__Excerpted passage__:
################
With a general election imminent, Ewan McGaughey (King’s College London) argues that a new law is urgently needed to stop the poll being swung by stolen data, foreign donations and Russian interference.
If a no-deal Brexit is averted, Britain nonetheless faces the prospect of a general election going ahead without electoral law reform. As Boris Johnson goaded the Leader of the Opposition last week as a ‘big girl’s blouse’ for not agreeing to an election, it seems likely that those behind him – Dominic Cummings, Steve Bannon and Nigel Farage – will deploy the strategy they used in the 2016 referendum: exploiting legal loopholes and the slow administration of justice, to lie and steal the vote.
Everyone who believes in democracy should support legislation before the next election to stop data theft, dark foreign money, foreign social media cyber-war, and evasion of criminal justice. We need a Democracy Protection Act 2019 to suffocate the far right’s criminal electoral strategy.
Data theft
According to the cross-party Culture, Media and Sport select committee, voters’ data was harvested from Facebook, insurance companies and others, and used by Vote Leave and Leave.eu against voters in the 2016 referendum. According to Dominic Cummings, in a video he tried to erase (now reposted, and below), they ‘sucked in data on the precise same basis as Facebook allows’. This was personal data that was not theirs, and Facebook has been fined for allowing it. Then he said he used this data to psycho-target ‘about seven million people’ who ‘saw something like… one and a half billion digital ads’, ‘really in the last three or four days’ before the vote (from 16:55).
################
__Source excerpt__:
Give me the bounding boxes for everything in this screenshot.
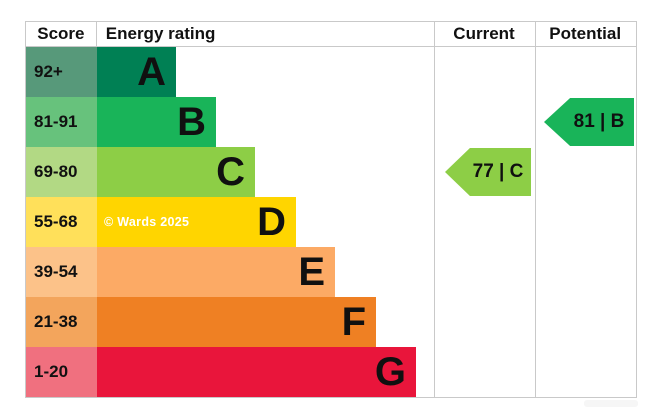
################
__Directives__:
**a.** In the article on electoral law reform, how many people did Dominic Cummings say he psycho-targeted with the harvested data?
**b.** Reproduce the article on electoral law reform word for word, from "With a general" up to and including "steal the vote.".
The data has no connection to the article on electoral law reform.

__Full answers__:
**a.** About seven million people.

**b.**
With a general election imminent, Ewan McGaughey (King’s College London) argues that a new law is urgently needed to stop the poll being swung by stolen data, foreign donations and Russian interference.
If a no-deal Brexit is averted, Britain nonetheless faces the prospect of a general election going ahead without electoral law reform. As Boris Johnson goaded the Leader of the Opposition last week as a ‘big girl’s blouse’ for not agreeing to an election, it seems likely that those behind him – Dominic Cummings, Steve Bannon and Nigel Farage – will deploy the strategy they used in the 2016 referendum: exploiting legal loopholes and the slow administration of justice, to lie and steal the vote.